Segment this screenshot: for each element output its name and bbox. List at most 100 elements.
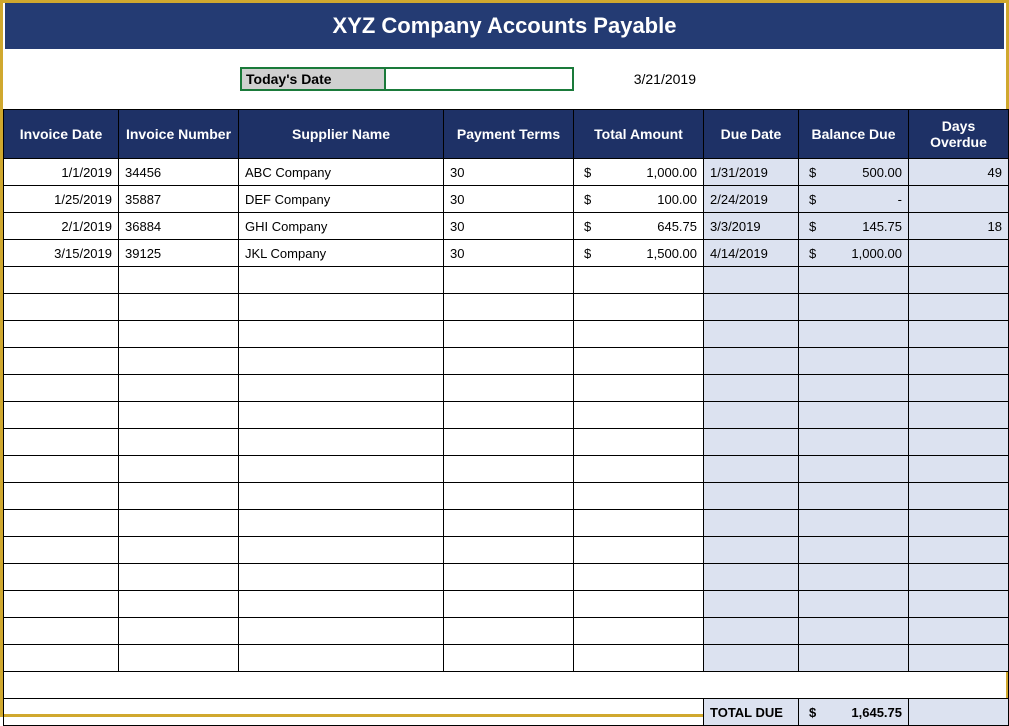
cell-balance-due[interactable]: $500.00 xyxy=(799,159,909,186)
cell-invoice-number[interactable]: 39125 xyxy=(119,240,239,267)
cell-invoice-date[interactable] xyxy=(4,456,119,483)
cell-balance-due[interactable]: $145.75 xyxy=(799,213,909,240)
cell-total-amount[interactable]: $100.00 xyxy=(574,186,704,213)
table-row[interactable] xyxy=(4,645,1009,672)
cell-balance-due[interactable] xyxy=(799,348,909,375)
cell-supplier[interactable] xyxy=(239,483,444,510)
cell-terms[interactable] xyxy=(444,348,574,375)
cell-supplier[interactable] xyxy=(239,564,444,591)
cell-supplier[interactable] xyxy=(239,375,444,402)
cell-supplier[interactable]: ABC Company xyxy=(239,159,444,186)
cell-days-overdue[interactable] xyxy=(909,537,1009,564)
cell-supplier[interactable] xyxy=(239,429,444,456)
cell-days-overdue[interactable] xyxy=(909,645,1009,672)
cell-invoice-number[interactable] xyxy=(119,591,239,618)
cell-invoice-number[interactable] xyxy=(119,618,239,645)
cell-supplier[interactable]: DEF Company xyxy=(239,186,444,213)
cell-terms[interactable]: 30 xyxy=(444,159,574,186)
cell-invoice-number[interactable]: 36884 xyxy=(119,213,239,240)
cell-invoice-date[interactable] xyxy=(4,375,119,402)
cell-terms[interactable] xyxy=(444,483,574,510)
cell-days-overdue[interactable] xyxy=(909,564,1009,591)
table-row[interactable] xyxy=(4,375,1009,402)
cell-invoice-number[interactable] xyxy=(119,402,239,429)
cell-balance-due[interactable] xyxy=(799,429,909,456)
cell-days-overdue[interactable] xyxy=(909,375,1009,402)
cell-balance-due[interactable] xyxy=(799,402,909,429)
cell-due-date[interactable] xyxy=(704,294,799,321)
table-row[interactable] xyxy=(4,294,1009,321)
cell-balance-due[interactable] xyxy=(799,483,909,510)
cell-balance-due[interactable] xyxy=(799,456,909,483)
cell-invoice-date[interactable]: 1/25/2019 xyxy=(4,186,119,213)
cell-days-overdue[interactable] xyxy=(909,456,1009,483)
cell-balance-due[interactable] xyxy=(799,321,909,348)
cell-total-amount[interactable] xyxy=(574,510,704,537)
cell-days-overdue[interactable] xyxy=(909,510,1009,537)
cell-total-amount[interactable] xyxy=(574,294,704,321)
cell-balance-due[interactable] xyxy=(799,591,909,618)
cell-invoice-date[interactable] xyxy=(4,348,119,375)
cell-total-amount[interactable] xyxy=(574,483,704,510)
cell-total-amount[interactable] xyxy=(574,348,704,375)
cell-invoice-date[interactable] xyxy=(4,429,119,456)
cell-total-amount[interactable] xyxy=(574,564,704,591)
cell-invoice-number[interactable]: 35887 xyxy=(119,186,239,213)
cell-invoice-number[interactable] xyxy=(119,429,239,456)
cell-due-date[interactable]: 1/31/2019 xyxy=(704,159,799,186)
cell-terms[interactable] xyxy=(444,591,574,618)
cell-terms[interactable] xyxy=(444,618,574,645)
cell-terms[interactable] xyxy=(444,429,574,456)
cell-balance-due[interactable] xyxy=(799,564,909,591)
cell-due-date[interactable] xyxy=(704,348,799,375)
cell-invoice-number[interactable] xyxy=(119,645,239,672)
cell-days-overdue[interactable] xyxy=(909,240,1009,267)
table-row[interactable] xyxy=(4,618,1009,645)
cell-invoice-date[interactable] xyxy=(4,510,119,537)
cell-days-overdue[interactable] xyxy=(909,591,1009,618)
cell-due-date[interactable] xyxy=(704,375,799,402)
table-row[interactable] xyxy=(4,429,1009,456)
cell-balance-due[interactable] xyxy=(799,294,909,321)
table-row[interactable] xyxy=(4,537,1009,564)
table-row[interactable]: 3/15/201939125JKL Company30$1,500.004/14… xyxy=(4,240,1009,267)
cell-total-amount[interactable]: $645.75 xyxy=(574,213,704,240)
cell-due-date[interactable] xyxy=(704,645,799,672)
cell-days-overdue[interactable]: 49 xyxy=(909,159,1009,186)
cell-days-overdue[interactable] xyxy=(909,618,1009,645)
cell-invoice-date[interactable] xyxy=(4,294,119,321)
cell-total-amount[interactable] xyxy=(574,267,704,294)
cell-due-date[interactable]: 4/14/2019 xyxy=(704,240,799,267)
table-row[interactable]: 2/1/201936884GHI Company30$645.753/3/201… xyxy=(4,213,1009,240)
cell-total-amount[interactable]: $1,500.00 xyxy=(574,240,704,267)
cell-supplier[interactable] xyxy=(239,402,444,429)
cell-supplier[interactable] xyxy=(239,537,444,564)
cell-total-amount[interactable] xyxy=(574,456,704,483)
cell-supplier[interactable] xyxy=(239,591,444,618)
cell-due-date[interactable] xyxy=(704,591,799,618)
cell-total-amount[interactable] xyxy=(574,591,704,618)
cell-terms[interactable]: 30 xyxy=(444,186,574,213)
cell-invoice-number[interactable] xyxy=(119,456,239,483)
table-row[interactable] xyxy=(4,456,1009,483)
table-row[interactable] xyxy=(4,402,1009,429)
cell-terms[interactable] xyxy=(444,645,574,672)
cell-days-overdue[interactable] xyxy=(909,294,1009,321)
cell-supplier[interactable] xyxy=(239,321,444,348)
cell-supplier[interactable]: JKL Company xyxy=(239,240,444,267)
table-row[interactable] xyxy=(4,564,1009,591)
cell-balance-due[interactable] xyxy=(799,267,909,294)
cell-invoice-date[interactable] xyxy=(4,645,119,672)
cell-due-date[interactable] xyxy=(704,537,799,564)
cell-total-amount[interactable] xyxy=(574,402,704,429)
cell-invoice-number[interactable]: 34456 xyxy=(119,159,239,186)
cell-due-date[interactable] xyxy=(704,618,799,645)
cell-total-amount[interactable] xyxy=(574,321,704,348)
cell-days-overdue[interactable] xyxy=(909,429,1009,456)
cell-supplier[interactable] xyxy=(239,510,444,537)
cell-invoice-number[interactable] xyxy=(119,348,239,375)
cell-days-overdue[interactable] xyxy=(909,321,1009,348)
cell-supplier[interactable] xyxy=(239,294,444,321)
cell-terms[interactable]: 30 xyxy=(444,240,574,267)
cell-days-overdue[interactable] xyxy=(909,267,1009,294)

+---+

- **Problem to solve**: Convert the lines from the one containing "cell-balance-due[interactable]: $500.00 xyxy=(799,159,909,186)" through the one containing "cell-terms[interactable] xyxy=(444,348,574,375)" into a JSON list of strings, one string per line, with blank lines omitted.

- **Response for this exercise**:
[
  "cell-balance-due[interactable]: $500.00 xyxy=(799,159,909,186)",
  "cell-invoice-number[interactable]: 39125 xyxy=(119,240,239,267)",
  "cell-invoice-date[interactable] xyxy=(4,456,119,483)",
  "cell-balance-due[interactable]: $145.75 xyxy=(799,213,909,240)",
  "cell-total-amount[interactable]: $100.00 xyxy=(574,186,704,213)",
  "table-row[interactable] xyxy=(4,645,1009,672)",
  "cell-balance-due[interactable] xyxy=(799,348,909,375)",
  "cell-supplier[interactable] xyxy=(239,483,444,510)",
  "cell-terms[interactable] xyxy=(444,348,574,375)"
]